§ What to produce: Where the word "this" appears in a line of the entries below, count that line and give the total alone.

§ Exercise data:
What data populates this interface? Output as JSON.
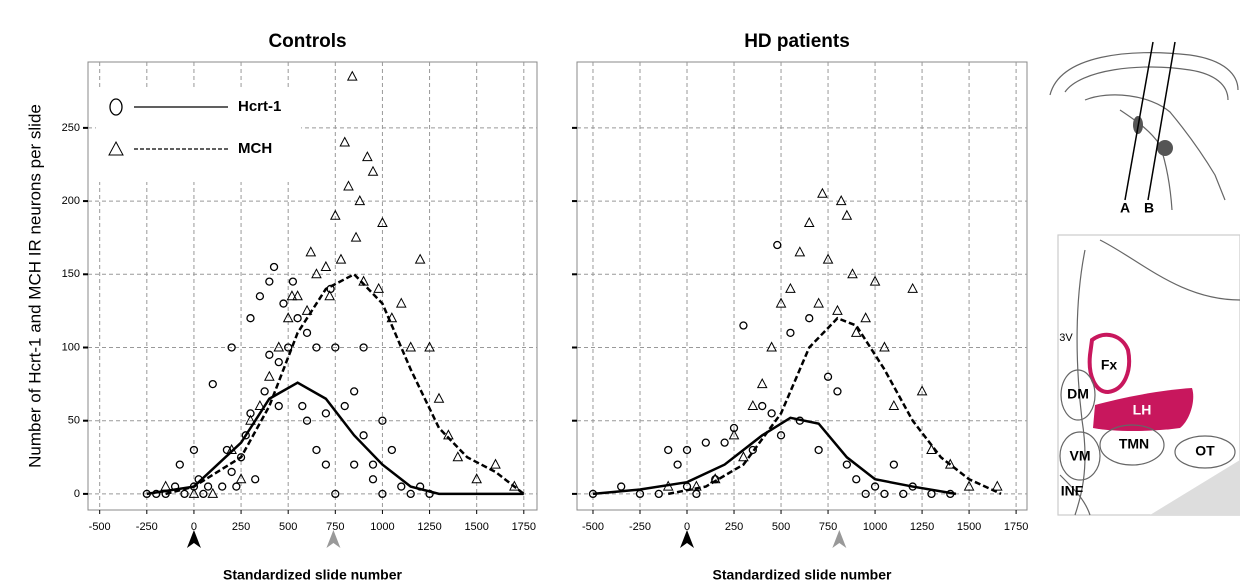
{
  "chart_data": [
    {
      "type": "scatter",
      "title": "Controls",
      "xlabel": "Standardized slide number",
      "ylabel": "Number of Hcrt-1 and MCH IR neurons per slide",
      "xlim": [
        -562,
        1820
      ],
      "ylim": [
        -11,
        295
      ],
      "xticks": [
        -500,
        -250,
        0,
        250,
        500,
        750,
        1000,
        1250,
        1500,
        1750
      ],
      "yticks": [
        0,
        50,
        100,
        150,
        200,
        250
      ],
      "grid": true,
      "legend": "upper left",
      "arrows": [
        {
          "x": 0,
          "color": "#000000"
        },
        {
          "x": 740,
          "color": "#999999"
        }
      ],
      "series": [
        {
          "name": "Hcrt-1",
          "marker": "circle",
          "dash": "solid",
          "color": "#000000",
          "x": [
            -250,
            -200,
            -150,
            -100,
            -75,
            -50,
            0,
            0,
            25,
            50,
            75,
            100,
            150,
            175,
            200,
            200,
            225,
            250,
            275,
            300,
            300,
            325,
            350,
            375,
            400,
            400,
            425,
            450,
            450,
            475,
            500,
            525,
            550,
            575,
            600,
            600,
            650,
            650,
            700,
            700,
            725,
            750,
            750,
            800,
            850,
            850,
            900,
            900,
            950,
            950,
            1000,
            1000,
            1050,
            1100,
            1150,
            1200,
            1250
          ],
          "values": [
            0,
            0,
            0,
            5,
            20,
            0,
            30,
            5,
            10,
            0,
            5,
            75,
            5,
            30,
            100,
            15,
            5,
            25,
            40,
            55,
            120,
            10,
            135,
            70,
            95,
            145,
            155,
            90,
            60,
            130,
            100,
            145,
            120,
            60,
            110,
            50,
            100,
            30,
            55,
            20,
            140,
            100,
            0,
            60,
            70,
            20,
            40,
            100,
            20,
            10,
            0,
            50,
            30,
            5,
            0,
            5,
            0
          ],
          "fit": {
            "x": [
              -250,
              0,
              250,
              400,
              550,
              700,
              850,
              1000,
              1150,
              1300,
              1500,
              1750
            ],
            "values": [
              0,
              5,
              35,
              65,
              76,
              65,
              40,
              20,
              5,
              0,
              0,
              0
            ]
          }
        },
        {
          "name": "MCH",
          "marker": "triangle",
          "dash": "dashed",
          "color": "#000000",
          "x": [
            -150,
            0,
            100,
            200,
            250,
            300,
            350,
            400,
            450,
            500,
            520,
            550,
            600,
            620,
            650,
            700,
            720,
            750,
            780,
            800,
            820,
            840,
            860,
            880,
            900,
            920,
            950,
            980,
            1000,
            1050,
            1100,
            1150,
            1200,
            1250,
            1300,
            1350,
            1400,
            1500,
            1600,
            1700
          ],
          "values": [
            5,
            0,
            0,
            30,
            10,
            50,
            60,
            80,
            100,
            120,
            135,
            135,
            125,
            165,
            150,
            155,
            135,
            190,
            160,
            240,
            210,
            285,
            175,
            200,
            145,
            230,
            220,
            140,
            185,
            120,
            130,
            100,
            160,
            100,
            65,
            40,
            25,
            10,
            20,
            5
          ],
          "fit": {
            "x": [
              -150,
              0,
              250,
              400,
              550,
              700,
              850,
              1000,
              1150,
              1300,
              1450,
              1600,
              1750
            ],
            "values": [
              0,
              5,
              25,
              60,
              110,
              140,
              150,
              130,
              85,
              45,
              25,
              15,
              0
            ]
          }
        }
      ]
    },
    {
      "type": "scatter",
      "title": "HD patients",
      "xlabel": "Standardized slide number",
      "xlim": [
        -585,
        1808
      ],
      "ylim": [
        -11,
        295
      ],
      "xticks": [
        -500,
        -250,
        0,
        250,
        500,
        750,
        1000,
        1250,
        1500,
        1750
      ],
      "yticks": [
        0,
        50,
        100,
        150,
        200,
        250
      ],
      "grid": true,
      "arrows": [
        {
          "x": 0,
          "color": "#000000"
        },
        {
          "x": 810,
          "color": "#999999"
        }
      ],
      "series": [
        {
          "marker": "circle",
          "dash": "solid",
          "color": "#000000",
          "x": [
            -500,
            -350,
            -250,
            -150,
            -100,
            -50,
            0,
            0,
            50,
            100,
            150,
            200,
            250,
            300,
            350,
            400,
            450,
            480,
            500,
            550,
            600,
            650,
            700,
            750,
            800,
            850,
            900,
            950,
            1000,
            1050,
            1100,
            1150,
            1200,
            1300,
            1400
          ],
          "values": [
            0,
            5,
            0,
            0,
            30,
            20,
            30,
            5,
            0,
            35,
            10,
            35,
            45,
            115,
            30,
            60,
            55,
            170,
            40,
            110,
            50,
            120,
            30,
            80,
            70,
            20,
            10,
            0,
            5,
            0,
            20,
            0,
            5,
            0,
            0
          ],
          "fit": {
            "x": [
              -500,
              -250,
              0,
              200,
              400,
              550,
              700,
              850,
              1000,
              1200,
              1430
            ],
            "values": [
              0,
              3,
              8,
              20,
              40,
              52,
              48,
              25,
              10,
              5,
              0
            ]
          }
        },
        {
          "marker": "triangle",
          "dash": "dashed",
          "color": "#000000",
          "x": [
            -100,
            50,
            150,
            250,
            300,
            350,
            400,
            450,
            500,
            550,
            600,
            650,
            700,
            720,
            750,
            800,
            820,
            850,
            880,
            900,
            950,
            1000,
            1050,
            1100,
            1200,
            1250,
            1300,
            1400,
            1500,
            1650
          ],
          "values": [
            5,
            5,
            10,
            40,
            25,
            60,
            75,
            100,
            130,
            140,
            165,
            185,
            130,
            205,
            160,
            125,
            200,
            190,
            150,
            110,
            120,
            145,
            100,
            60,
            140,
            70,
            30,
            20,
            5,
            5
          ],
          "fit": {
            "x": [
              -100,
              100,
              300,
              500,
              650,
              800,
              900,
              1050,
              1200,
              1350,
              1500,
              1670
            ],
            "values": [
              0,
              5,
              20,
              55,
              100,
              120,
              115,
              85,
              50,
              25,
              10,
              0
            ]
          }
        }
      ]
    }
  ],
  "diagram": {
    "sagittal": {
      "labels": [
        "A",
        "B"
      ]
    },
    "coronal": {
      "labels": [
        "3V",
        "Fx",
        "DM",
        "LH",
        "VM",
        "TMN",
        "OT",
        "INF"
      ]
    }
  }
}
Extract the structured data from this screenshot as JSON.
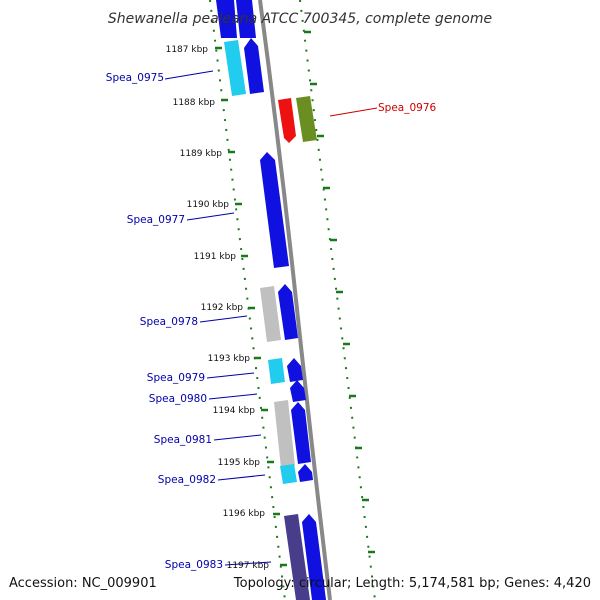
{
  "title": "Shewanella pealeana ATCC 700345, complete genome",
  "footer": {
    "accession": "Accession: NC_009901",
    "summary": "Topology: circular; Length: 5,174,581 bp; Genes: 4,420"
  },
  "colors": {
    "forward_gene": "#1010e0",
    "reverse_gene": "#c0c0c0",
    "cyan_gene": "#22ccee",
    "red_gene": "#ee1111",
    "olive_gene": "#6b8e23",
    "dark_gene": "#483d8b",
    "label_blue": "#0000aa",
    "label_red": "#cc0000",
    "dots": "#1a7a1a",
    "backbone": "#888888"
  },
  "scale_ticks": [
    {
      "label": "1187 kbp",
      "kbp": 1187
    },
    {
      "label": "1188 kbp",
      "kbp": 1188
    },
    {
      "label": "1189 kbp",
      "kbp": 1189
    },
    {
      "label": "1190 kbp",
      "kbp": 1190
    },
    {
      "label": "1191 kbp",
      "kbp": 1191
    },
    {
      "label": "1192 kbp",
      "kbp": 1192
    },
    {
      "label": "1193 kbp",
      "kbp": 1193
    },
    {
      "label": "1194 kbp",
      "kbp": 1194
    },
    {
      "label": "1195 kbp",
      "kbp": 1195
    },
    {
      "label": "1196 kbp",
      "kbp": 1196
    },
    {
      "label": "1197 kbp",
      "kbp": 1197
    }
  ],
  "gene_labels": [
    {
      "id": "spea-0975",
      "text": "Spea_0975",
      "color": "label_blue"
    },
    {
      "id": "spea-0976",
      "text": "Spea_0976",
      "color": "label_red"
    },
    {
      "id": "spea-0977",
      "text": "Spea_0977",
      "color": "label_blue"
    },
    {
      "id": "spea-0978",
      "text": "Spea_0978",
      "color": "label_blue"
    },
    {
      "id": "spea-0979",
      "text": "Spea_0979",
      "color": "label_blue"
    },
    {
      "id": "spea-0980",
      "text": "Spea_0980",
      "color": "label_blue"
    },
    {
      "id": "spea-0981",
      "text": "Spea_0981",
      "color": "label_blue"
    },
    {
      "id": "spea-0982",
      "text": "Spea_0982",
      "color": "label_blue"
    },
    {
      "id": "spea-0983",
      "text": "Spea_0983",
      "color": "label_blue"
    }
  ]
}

§ Answer area: 2